* start Supplied material *

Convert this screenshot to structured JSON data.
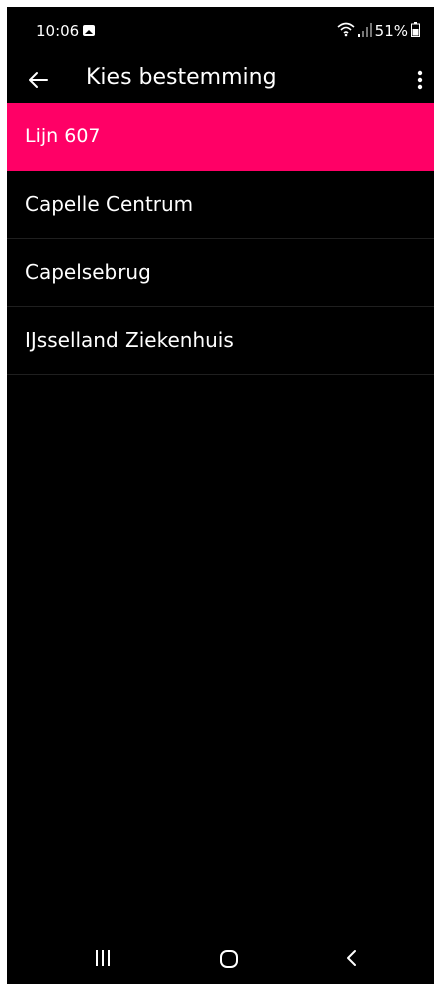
{
  "status_bar": {
    "time": "10:06",
    "battery": "51%",
    "icons": [
      "gallery-icon",
      "wifi-icon",
      "signal-icon",
      "battery-icon"
    ]
  },
  "app_bar": {
    "title": "Kies bestemming",
    "icons": [
      "back-arrow-icon",
      "more-vert-icon"
    ]
  },
  "header": {
    "line_label": "Lijn 607",
    "color": "#ff0066"
  },
  "destinations": [
    {
      "label": "Capelle Centrum"
    },
    {
      "label": "Capelsebrug"
    },
    {
      "label": "IJsselland Ziekenhuis"
    }
  ],
  "nav_bar": {
    "icons": [
      "recents-icon",
      "home-icon",
      "back-icon"
    ]
  },
  "colors": {
    "background": "#000000",
    "accent": "#ff0066",
    "text": "#ffffff"
  }
}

* end Supplied material *

Problem to work on: Copy every entry word for word, but omit the pictures.

Response to the exercise:
Convert this screenshot to structured JSON data.
{
  "status_bar": {
    "time": "10:06",
    "battery": "51%",
    "icons": [
      "gallery-icon",
      "wifi-icon",
      "signal-icon",
      "battery-icon"
    ]
  },
  "app_bar": {
    "title": "Kies bestemming",
    "icons": [
      "back-arrow-icon",
      "more-vert-icon"
    ]
  },
  "header": {
    "line_label": "Lijn 607",
    "color": "#ff0066"
  },
  "destinations": [
    {
      "label": "Capelle Centrum"
    },
    {
      "label": "Capelsebrug"
    },
    {
      "label": "IJsselland Ziekenhuis"
    }
  ],
  "nav_bar": {
    "icons": [
      "recents-icon",
      "home-icon",
      "back-icon"
    ]
  },
  "colors": {
    "background": "#000000",
    "accent": "#ff0066",
    "text": "#ffffff"
  }
}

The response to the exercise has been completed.